**What to produce:** Locate the word "Edge" in the entries below, then gather every line that holds it.
+===+
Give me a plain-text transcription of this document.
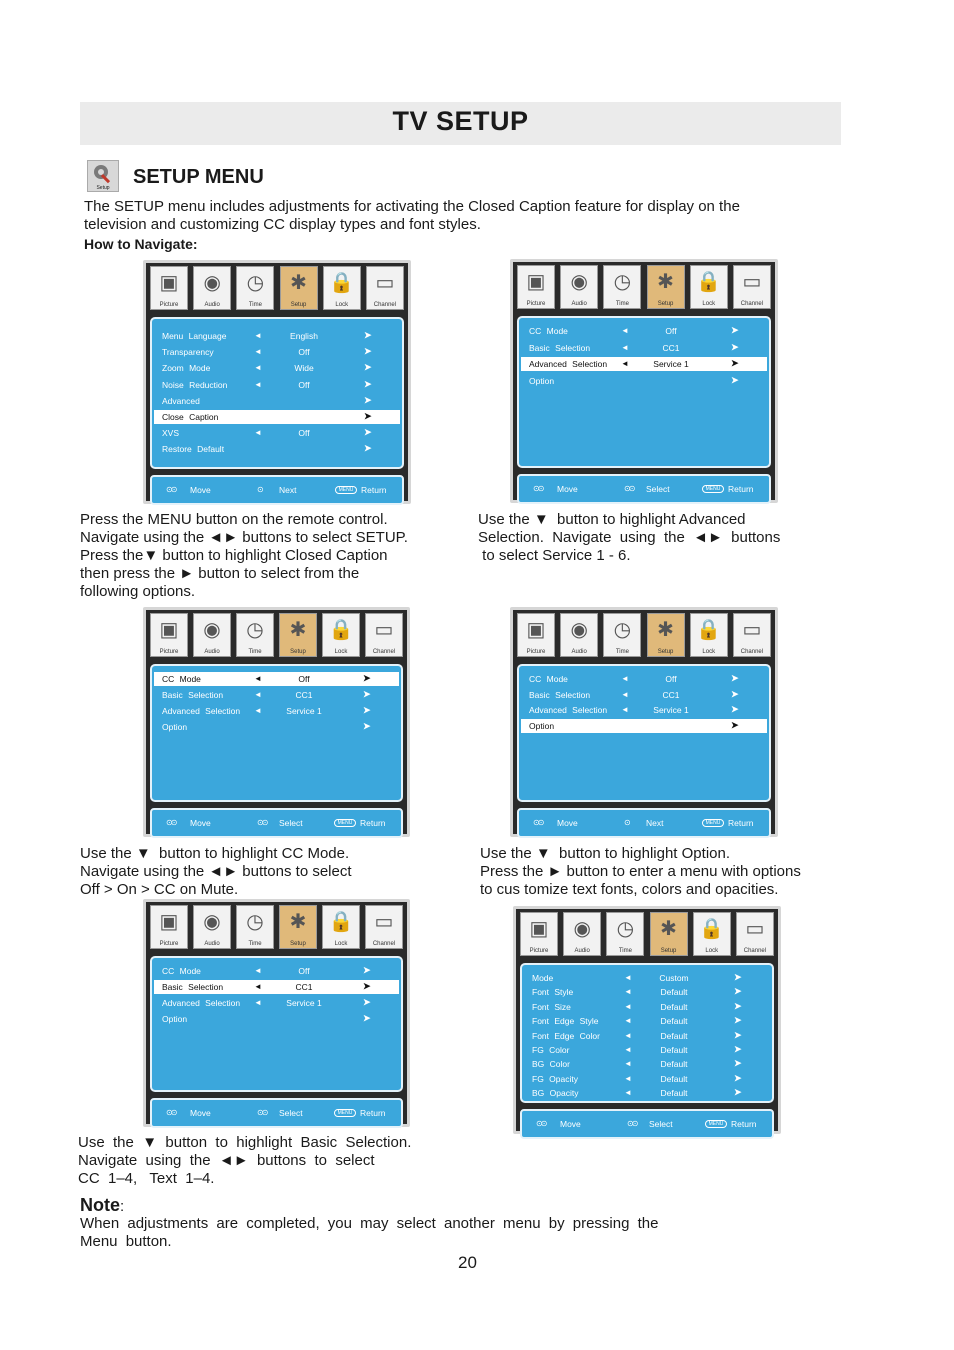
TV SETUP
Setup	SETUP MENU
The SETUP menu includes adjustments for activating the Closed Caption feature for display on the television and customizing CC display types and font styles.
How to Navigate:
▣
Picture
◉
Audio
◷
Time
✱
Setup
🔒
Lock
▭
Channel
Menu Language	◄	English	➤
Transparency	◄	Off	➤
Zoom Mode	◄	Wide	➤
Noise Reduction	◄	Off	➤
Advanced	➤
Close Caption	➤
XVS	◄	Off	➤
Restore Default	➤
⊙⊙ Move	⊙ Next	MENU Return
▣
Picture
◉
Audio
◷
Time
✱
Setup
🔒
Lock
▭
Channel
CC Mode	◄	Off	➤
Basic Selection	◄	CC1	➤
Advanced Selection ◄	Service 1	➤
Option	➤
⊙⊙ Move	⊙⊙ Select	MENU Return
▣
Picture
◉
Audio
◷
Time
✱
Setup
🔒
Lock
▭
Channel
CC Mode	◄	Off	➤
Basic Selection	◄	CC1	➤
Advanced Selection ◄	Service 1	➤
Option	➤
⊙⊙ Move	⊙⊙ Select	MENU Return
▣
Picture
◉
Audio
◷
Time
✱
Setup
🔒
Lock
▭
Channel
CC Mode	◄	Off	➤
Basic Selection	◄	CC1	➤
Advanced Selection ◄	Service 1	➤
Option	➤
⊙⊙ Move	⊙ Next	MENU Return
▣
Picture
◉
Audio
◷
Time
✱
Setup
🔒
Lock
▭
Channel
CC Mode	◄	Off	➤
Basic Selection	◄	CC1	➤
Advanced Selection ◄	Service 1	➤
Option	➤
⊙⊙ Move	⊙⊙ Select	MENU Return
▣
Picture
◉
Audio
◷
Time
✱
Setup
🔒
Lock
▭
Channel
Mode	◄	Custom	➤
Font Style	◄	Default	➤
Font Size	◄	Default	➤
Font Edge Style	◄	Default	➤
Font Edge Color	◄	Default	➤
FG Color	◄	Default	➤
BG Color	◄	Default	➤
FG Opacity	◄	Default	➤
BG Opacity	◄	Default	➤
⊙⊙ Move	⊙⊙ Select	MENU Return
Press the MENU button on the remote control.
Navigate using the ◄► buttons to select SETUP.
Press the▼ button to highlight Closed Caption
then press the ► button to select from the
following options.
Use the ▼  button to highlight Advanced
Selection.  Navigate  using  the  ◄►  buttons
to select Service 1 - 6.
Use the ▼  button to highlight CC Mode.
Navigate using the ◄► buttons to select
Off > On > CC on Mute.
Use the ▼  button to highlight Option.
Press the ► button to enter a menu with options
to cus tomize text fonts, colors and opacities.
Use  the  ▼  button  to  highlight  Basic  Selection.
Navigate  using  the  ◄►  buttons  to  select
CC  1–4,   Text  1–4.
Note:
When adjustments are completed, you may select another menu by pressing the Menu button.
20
+===+
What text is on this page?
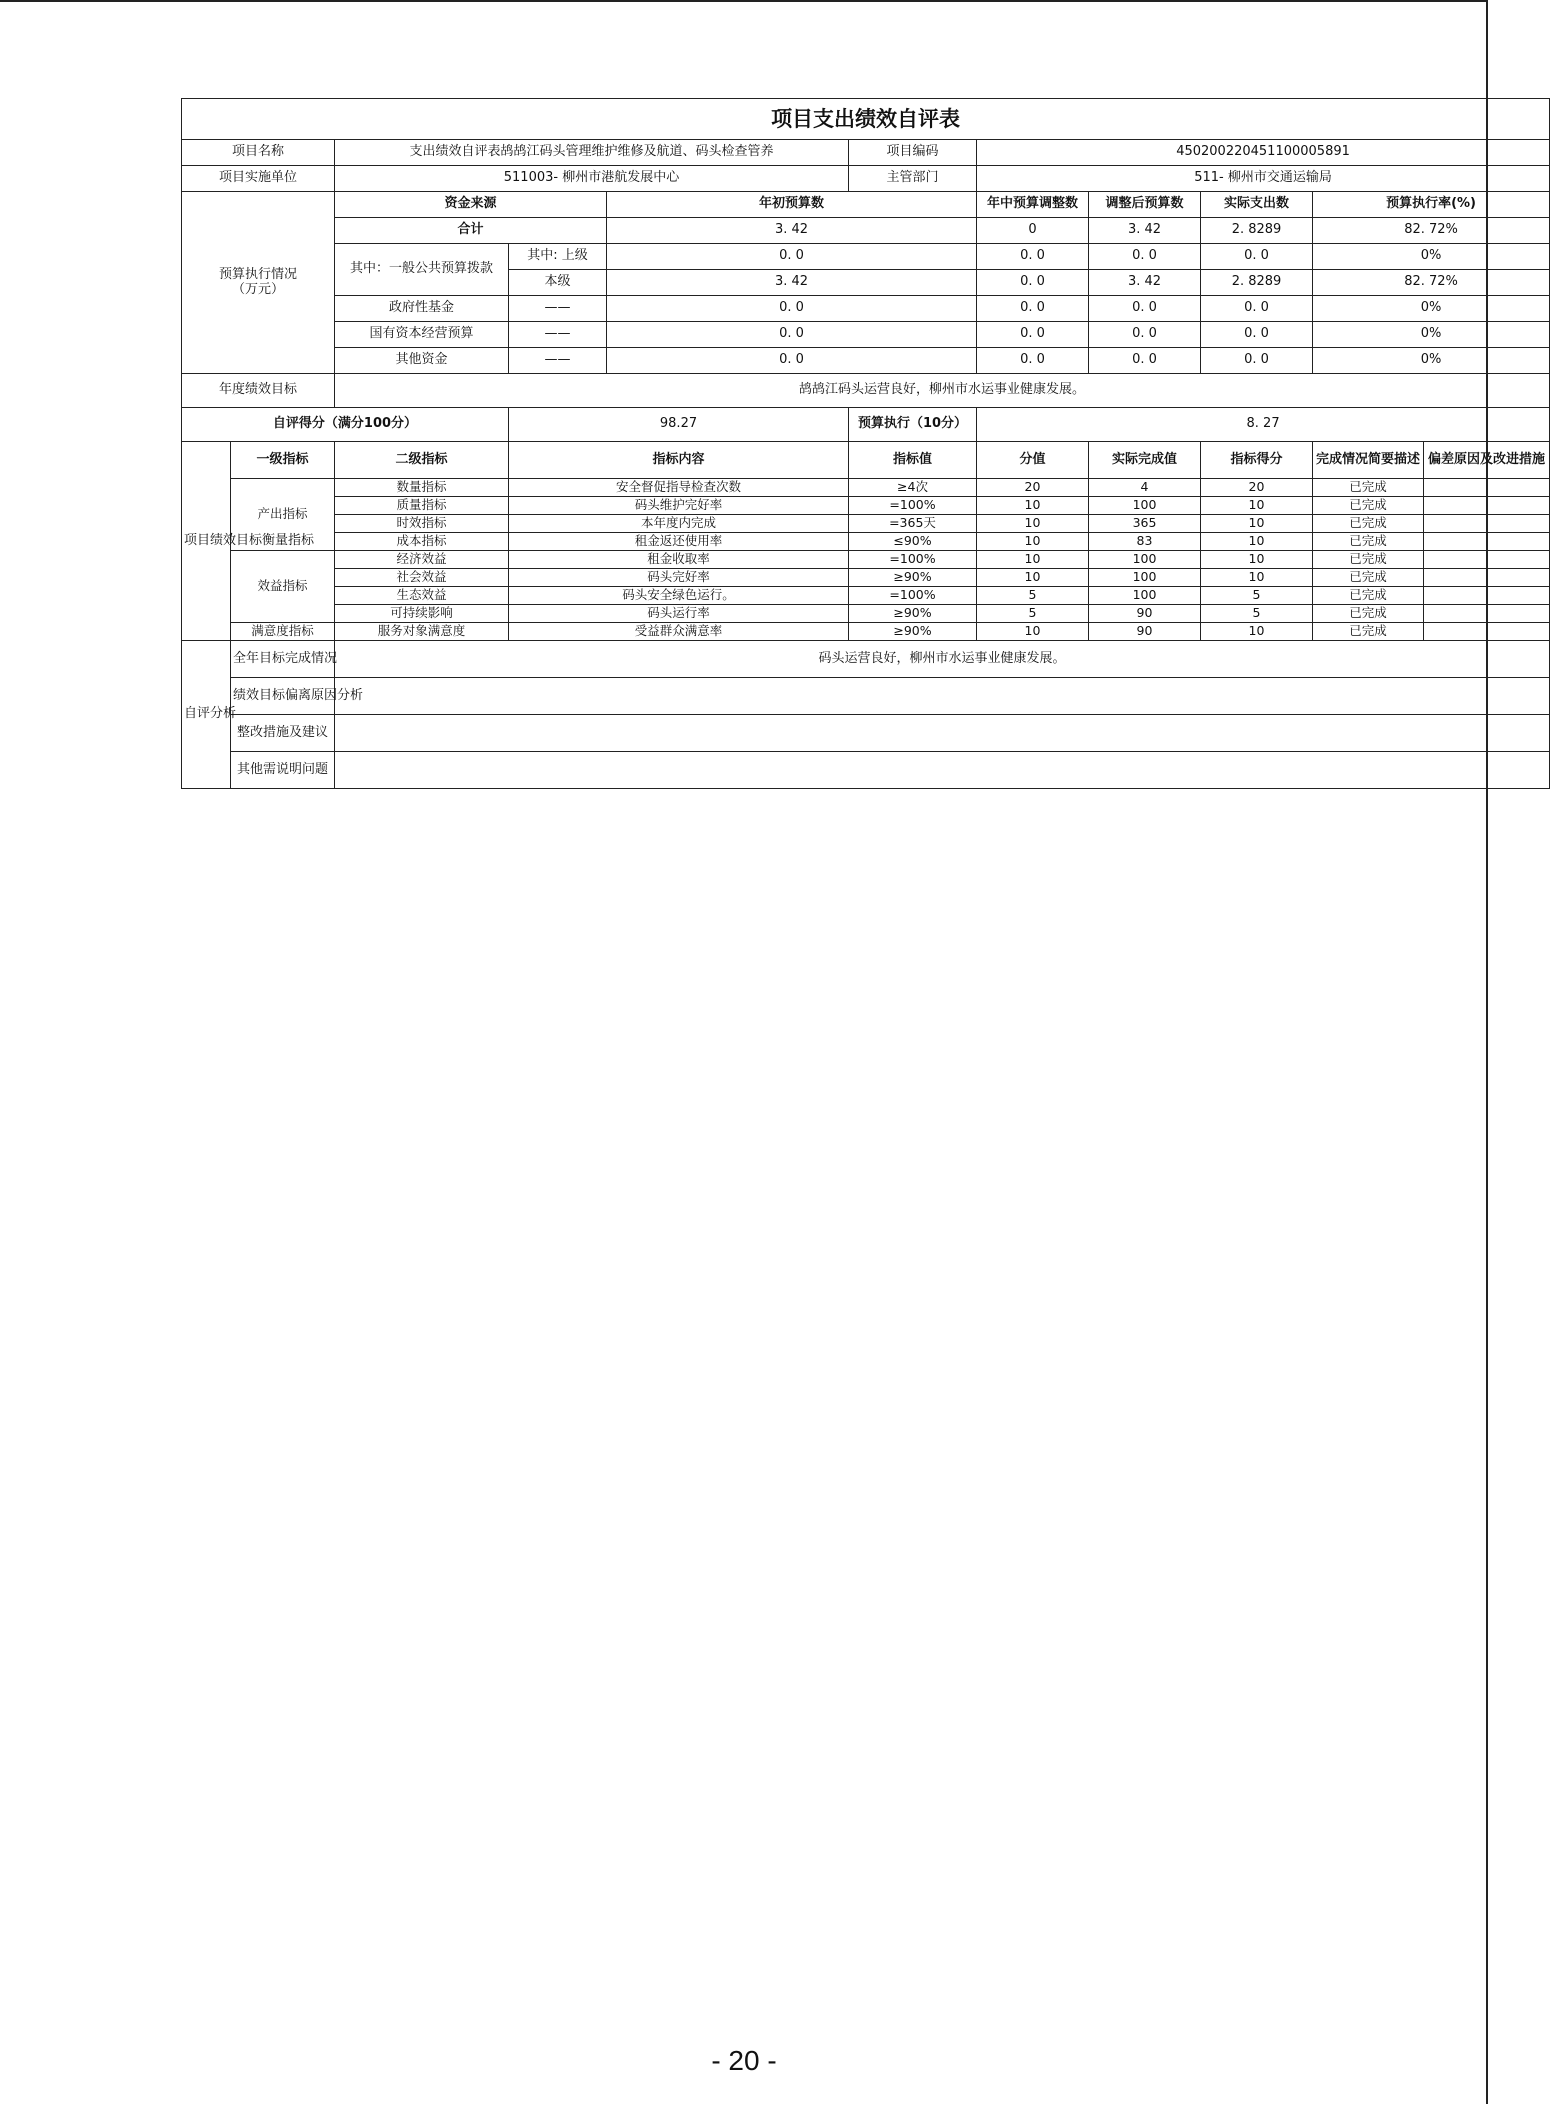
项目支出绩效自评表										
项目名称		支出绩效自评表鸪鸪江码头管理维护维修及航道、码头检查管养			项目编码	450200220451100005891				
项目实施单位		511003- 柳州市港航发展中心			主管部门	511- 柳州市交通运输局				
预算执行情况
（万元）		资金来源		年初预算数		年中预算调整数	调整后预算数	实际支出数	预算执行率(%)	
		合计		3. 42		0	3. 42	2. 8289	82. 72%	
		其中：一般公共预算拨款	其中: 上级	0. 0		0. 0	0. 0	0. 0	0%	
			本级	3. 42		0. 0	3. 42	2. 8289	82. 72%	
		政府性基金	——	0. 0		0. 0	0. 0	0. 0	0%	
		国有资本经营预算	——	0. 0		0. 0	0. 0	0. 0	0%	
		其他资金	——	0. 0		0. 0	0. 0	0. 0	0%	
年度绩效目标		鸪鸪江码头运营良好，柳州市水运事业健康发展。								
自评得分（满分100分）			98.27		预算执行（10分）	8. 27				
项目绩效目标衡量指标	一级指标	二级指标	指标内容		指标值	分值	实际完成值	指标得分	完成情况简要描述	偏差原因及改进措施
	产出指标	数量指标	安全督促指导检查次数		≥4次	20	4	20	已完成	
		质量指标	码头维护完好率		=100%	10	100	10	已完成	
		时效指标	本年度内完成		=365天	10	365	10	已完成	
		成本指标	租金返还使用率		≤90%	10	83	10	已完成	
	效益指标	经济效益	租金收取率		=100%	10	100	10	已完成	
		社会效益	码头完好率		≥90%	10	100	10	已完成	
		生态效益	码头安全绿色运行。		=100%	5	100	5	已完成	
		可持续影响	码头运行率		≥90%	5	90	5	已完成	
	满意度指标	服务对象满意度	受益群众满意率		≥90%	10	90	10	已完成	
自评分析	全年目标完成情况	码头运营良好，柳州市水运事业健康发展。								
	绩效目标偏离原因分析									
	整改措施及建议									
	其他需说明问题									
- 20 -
+===+
**Completed exercise:**
Font Edge Style	◄	Default	➤
Font Edge Color	◄	Default	➤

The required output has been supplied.